- Your task -
Every line below is to be quoted exactly, with nothing added or dropped.
** Begin **
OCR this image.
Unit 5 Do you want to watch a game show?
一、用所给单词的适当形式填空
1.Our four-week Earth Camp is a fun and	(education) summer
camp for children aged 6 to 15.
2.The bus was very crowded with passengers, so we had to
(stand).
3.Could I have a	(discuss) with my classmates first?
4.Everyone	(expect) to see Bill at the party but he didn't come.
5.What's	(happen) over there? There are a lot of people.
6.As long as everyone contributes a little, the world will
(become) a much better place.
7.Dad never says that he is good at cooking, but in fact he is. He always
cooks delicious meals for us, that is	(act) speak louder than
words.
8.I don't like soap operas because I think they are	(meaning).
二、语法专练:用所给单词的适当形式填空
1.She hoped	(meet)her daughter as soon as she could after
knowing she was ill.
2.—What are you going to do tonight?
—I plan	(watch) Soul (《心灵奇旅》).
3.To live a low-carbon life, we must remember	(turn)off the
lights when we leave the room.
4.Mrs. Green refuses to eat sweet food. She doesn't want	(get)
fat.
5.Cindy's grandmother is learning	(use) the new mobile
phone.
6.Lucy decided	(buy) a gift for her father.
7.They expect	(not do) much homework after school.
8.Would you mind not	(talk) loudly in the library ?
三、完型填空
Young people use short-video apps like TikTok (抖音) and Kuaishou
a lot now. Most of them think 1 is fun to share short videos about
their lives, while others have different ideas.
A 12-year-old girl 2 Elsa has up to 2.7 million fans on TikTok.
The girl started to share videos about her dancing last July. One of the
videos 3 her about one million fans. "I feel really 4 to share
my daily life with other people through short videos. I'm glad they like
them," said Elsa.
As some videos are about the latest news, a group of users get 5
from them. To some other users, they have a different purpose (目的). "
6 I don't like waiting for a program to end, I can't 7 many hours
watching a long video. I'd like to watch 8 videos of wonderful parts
** End **
- Exercise result -
OCR this image.
Unit 5 Do you want to watch a game show?
一、用所给单词的适当形式填空
1.Our four-week Earth Camp is a fun and	(education) summer
camp for children aged 6 to 15.
2.The bus was very crowded with passengers, so we had to
(stand).
3.Could I have a	(discuss) with my classmates first?
4.Everyone	(expect) to see Bill at the party but he didn't come.
5.What's	(happen) over there? There are a lot of people.
6.As long as everyone contributes a little, the world will
(become) a much better place.
7.Dad never says that he is good at cooking, but in fact he is. He always
cooks delicious meals for us, that is	(act) speak louder than
words.
8.I don't like soap operas because I think they are	(meaning).
二、语法专练:用所给单词的适当形式填空
1.She hoped	(meet)her daughter as soon as she could after
knowing she was ill.
2.—What are you going to do tonight?
—I plan	(watch) Soul (《心灵奇旅》).
3.To live a low-carbon life, we must remember	(turn)off the
lights when we leave the room.
4.Mrs. Green refuses to eat sweet food. She doesn't want	(get)
fat.
5.Cindy's grandmother is learning	(use) the new mobile
phone.
6.Lucy decided	(buy) a gift for her father.
7.They expect	(not do) much homework after school.
8.Would you mind not	(talk) loudly in the library ?
三、完型填空
Young people use short-video apps like TikTok (抖音) and Kuaishou
a lot now. Most of them think 1 is fun to share short videos about
their lives, while others have different ideas.
A 12-year-old girl 2 Elsa has up to 2.7 million fans on TikTok.
The girl started to share videos about her dancing last July. One of the
videos 3 her about one million fans. "I feel really 4 to share
my daily life with other people through short videos. I'm glad they like
them," said Elsa.
As some videos are about the latest news, a group of users get 5
from them. To some other users, they have a different purpose (目的). "
6 I don't like waiting for a program to end, I can't 7 many hours
watching a long video. I'd like to watch 8 videos of wonderful parts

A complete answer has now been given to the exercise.